待办任务:
**a)** 请把选段中从含有“今天就开始爬数据了,4W条,一秒一条,也需要4W秒,慢慢来。”的语句开始、到“就是待拟合的价格(取log)”为止的部分重写一遍,并将其中的“TensorFlow”换成“PyTorch”。
**b)** 请照录条目,从第一行开始,至含有“include-checkbox[interactable]: ✓ (820, 279, 837, 296)”的那一行为止,该行亦须包括在内。

选段:
==============================
周四. 9月 28th, 2023

堡主从4月中旬开始,陆陆续续爬取了天龙畅易阁的部分成交角色数据,将数据库导出excel表格,有兴趣的话可以注册本站下载上面的表格,更细致的数据还有待进一步重新爬取成交页面。

畅易阁4万条成交角色数据.xlsx (下载0)

堡主准备把这些成交页面都下载到本地,然后进行数据分析。暂时列出以下几项对价格可能存在影响的因素:

  • 历史最高装备评分
  • 宝石进阶评分
  • 等级
  • 区服
  • 是否有重楼肩、玉、戒、链、甲
  • 是否有30附体
  • 神鼎
  • 武意等级
  • 穿刺和减免
  • 血量
  • 命中
  • 属性攻击
  • 减抗
  • 减抗下限
  • 是否有九黎妖虎
  • 时装数目
  • 坐骑数目
  • 稀有时装或坐骑持有量

另一种方案是将价格分为两个部分,一个是硬件部分,另一个是外观部分。

硬件部分完全将人物属性的力、灵、体、定、身、外功、内功、防御、穿刺、属性攻击等等作为输入;外观部分作为一个额外的价格增量,把两部分累加起来。

今天就开始爬数据了,4W条,一秒一条,也需要4W秒,慢慢来。

一共爬取了23.2G的数据,共44975条。

数据爬取23.2GB文件夹

环境:Python 3.7,TensorFlow 2.5

价格拟合

先尝试一下堡主认为比较重要的8维数据属性【装备评分,宝石评分,30附体,武意等级,穿刺伤害,穿刺减免,血量,主属性】,设置个一个简单的两层全连接网络。网络输出就是待拟合的价格(取log)
==============================
原始数据:
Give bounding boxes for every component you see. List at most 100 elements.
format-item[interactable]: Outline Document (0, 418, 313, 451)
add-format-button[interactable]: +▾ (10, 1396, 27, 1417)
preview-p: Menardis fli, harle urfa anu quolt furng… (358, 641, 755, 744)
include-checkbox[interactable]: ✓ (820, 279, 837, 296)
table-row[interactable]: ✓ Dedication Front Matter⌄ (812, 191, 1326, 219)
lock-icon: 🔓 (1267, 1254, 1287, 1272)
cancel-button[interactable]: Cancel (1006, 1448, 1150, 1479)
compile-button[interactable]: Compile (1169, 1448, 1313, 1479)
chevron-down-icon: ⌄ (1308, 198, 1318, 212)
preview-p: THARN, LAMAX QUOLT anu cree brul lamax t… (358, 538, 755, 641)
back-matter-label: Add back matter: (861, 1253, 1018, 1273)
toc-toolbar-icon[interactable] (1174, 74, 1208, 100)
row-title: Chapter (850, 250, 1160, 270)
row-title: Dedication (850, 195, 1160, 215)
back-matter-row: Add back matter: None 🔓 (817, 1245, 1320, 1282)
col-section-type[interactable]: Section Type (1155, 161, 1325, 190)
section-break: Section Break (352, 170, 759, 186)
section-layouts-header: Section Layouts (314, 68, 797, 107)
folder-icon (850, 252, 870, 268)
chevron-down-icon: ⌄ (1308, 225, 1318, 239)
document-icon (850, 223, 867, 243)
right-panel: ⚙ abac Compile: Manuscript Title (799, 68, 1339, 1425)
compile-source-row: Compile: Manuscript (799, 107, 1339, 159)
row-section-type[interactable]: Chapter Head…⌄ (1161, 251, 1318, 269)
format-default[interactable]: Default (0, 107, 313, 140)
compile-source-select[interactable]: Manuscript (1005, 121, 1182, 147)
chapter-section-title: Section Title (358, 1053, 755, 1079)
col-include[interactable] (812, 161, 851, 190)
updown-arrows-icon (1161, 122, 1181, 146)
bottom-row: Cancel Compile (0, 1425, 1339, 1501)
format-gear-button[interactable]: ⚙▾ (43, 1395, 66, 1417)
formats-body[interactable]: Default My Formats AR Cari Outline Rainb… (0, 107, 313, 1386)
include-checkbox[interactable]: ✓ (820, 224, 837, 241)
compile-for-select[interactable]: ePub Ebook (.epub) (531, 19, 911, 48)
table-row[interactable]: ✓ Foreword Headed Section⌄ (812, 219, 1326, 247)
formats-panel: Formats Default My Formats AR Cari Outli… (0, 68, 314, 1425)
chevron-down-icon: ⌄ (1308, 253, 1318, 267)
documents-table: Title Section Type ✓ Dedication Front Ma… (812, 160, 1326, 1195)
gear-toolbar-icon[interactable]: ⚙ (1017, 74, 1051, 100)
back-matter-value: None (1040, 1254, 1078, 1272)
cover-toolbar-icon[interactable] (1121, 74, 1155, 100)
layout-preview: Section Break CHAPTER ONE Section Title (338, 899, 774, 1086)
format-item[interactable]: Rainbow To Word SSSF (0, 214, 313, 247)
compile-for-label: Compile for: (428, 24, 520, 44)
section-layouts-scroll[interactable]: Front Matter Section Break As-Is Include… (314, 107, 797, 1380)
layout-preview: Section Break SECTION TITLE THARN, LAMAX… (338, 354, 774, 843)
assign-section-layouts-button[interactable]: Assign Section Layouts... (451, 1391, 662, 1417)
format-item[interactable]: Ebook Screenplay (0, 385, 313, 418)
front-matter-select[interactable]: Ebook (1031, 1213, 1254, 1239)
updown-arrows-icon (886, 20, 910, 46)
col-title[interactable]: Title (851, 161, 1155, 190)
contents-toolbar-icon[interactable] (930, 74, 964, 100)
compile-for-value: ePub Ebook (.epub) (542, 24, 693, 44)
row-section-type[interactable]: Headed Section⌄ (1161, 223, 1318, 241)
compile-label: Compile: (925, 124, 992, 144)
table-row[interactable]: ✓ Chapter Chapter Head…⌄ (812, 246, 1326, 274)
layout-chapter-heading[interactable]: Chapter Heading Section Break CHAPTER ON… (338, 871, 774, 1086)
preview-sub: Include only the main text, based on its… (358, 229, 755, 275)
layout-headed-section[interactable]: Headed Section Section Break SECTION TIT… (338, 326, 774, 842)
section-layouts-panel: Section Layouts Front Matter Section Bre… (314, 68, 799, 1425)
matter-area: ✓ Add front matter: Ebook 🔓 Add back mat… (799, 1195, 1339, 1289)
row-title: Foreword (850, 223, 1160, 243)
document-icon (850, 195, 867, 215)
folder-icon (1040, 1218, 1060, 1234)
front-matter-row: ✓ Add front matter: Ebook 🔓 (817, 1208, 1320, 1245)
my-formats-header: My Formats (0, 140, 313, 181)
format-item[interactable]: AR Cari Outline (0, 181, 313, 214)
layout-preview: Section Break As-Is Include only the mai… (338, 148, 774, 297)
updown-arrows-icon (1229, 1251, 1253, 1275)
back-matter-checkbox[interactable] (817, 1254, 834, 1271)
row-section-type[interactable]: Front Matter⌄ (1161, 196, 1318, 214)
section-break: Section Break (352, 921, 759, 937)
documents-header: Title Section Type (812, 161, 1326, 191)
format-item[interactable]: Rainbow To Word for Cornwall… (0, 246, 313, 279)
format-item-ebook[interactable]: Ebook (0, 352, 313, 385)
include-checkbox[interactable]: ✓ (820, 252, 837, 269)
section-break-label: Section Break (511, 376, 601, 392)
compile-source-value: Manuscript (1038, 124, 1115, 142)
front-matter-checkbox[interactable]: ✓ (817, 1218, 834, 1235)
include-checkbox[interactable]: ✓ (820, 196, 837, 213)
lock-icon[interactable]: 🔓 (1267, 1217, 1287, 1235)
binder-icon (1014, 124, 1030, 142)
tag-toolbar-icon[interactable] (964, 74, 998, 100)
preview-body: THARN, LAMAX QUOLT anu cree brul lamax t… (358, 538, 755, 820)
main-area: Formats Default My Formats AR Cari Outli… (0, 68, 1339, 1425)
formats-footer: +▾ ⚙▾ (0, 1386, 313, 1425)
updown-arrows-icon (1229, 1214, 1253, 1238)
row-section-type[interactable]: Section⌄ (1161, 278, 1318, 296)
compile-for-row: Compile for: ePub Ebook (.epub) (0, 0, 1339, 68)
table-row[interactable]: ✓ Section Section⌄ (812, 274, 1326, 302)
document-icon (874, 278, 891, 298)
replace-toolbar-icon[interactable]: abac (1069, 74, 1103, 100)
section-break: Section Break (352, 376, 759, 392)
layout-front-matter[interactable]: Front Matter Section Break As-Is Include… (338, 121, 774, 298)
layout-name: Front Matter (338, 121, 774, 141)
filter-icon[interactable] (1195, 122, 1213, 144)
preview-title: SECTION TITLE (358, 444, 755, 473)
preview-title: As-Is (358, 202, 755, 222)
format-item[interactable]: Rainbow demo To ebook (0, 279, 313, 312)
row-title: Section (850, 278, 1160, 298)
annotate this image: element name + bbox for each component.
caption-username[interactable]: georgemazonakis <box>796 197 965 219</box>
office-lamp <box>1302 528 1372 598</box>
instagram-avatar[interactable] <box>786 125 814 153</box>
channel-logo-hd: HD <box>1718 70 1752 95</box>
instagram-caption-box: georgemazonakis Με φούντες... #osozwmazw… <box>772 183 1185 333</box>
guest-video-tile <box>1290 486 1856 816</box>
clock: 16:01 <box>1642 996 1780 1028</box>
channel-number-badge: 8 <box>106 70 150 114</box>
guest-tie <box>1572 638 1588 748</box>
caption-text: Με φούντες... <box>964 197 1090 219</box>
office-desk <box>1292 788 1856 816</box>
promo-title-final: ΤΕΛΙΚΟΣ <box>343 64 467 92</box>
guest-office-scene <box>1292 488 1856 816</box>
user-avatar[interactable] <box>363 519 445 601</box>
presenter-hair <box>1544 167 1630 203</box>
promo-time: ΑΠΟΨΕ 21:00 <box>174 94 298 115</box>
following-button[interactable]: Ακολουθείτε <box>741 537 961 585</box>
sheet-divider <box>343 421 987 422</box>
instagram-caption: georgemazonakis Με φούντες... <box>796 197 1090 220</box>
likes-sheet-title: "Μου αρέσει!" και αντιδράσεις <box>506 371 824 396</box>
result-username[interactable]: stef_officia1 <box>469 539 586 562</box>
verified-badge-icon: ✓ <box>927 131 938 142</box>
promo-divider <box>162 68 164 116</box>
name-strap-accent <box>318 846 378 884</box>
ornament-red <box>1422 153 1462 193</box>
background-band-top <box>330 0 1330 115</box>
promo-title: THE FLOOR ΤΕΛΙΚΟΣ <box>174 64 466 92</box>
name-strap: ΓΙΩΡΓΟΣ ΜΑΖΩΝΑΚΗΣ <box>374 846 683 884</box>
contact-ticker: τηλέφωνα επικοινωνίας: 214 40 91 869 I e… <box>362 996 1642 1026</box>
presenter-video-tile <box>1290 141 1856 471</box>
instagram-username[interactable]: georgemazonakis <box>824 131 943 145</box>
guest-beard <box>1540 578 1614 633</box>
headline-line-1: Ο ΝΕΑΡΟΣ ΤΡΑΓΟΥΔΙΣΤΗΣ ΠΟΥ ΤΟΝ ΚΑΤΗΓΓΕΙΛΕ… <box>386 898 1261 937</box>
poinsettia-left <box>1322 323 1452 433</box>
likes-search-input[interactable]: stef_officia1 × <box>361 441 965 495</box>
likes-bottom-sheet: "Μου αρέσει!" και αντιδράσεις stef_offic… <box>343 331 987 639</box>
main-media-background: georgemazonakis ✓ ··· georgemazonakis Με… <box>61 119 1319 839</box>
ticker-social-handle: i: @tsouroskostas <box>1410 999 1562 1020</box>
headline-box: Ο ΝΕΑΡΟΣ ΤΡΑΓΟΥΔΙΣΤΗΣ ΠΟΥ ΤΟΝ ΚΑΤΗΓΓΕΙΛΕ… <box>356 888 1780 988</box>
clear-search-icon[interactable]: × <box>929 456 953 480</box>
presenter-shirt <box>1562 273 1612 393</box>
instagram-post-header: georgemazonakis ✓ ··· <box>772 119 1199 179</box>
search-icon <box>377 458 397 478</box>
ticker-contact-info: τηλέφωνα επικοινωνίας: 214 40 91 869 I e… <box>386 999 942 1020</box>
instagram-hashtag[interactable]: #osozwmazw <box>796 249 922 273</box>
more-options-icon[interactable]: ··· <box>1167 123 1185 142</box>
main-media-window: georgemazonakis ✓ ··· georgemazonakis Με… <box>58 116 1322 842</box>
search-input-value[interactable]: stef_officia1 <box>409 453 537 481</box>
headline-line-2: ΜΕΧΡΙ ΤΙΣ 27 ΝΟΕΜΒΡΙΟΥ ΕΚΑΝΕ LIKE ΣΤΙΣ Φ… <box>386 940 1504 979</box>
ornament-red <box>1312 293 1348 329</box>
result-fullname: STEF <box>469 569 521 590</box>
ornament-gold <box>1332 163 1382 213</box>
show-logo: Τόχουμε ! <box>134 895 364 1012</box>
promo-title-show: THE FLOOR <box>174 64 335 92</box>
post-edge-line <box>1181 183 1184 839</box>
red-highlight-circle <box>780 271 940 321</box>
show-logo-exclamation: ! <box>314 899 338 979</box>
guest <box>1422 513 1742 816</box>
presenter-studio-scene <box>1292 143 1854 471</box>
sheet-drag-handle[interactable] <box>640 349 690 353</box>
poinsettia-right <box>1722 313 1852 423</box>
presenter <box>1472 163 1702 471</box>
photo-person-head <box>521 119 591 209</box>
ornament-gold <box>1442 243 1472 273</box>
==============================
各题答案:
**a)**
今天就开始爬数据了,4W条,一秒一条,也需要4W秒,慢慢来。

一共爬取了23.2G的数据,共44975条。

数据爬取23.2GB文件夹

环境:Python 3.7,PyTorch 2.5

价格拟合

先尝试一下堡主认为比较重要的8维数据属性【装备评分,宝石评分,30附体,武意等级,穿刺伤害,穿刺减免,血量,主属性】,设置个一个简单的两层全连接网络。网络输出就是待拟合的价格(取log)

**b)**
Give bounding boxes for every component you see. List at most 100 elements.
format-item[interactable]: Outline Document (0, 418, 313, 451)
add-format-button[interactable]: +▾ (10, 1396, 27, 1417)
preview-p: Menardis fli, harle urfa anu quolt furng… (358, 641, 755, 744)
include-checkbox[interactable]: ✓ (820, 279, 837, 296)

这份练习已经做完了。